# INSTRUCTION
Answer with one number: the count of lines in this material that hold the word "نشست".

# PROVIDED MATERIAL
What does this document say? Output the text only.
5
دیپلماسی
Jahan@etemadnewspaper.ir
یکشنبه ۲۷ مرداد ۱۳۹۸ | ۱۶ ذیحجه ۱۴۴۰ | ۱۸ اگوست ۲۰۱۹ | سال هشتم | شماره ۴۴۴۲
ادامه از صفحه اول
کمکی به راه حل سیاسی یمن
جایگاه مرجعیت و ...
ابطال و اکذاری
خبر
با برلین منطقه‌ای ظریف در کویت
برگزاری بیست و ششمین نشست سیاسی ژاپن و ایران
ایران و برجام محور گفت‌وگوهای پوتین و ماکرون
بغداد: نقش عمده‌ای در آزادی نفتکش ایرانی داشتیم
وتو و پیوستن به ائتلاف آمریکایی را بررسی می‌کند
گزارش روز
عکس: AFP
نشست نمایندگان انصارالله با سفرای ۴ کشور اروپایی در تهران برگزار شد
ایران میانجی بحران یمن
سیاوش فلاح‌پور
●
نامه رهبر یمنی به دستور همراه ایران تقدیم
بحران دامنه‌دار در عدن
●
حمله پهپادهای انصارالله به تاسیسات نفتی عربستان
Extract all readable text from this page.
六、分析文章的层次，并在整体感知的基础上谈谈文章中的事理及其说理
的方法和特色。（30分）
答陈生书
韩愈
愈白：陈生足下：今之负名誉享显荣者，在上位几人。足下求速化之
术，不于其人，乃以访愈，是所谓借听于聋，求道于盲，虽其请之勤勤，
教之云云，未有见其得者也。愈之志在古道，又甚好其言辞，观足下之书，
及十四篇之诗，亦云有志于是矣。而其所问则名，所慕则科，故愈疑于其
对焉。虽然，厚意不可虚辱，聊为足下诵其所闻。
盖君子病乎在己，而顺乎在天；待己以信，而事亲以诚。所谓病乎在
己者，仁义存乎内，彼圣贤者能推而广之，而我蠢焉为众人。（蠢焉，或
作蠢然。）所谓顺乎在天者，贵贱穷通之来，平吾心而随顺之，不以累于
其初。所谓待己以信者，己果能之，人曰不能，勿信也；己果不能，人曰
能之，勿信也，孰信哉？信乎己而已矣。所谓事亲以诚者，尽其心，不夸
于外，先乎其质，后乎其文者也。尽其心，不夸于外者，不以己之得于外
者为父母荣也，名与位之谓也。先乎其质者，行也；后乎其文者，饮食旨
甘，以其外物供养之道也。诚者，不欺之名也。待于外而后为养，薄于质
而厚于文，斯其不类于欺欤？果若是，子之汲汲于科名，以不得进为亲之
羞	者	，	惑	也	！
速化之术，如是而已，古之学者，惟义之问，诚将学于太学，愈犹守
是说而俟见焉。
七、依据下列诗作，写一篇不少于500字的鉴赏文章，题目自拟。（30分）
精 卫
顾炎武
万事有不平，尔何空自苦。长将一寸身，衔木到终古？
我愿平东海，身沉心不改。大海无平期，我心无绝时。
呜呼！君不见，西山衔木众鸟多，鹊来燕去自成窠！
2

# RIGHT ANSWER
2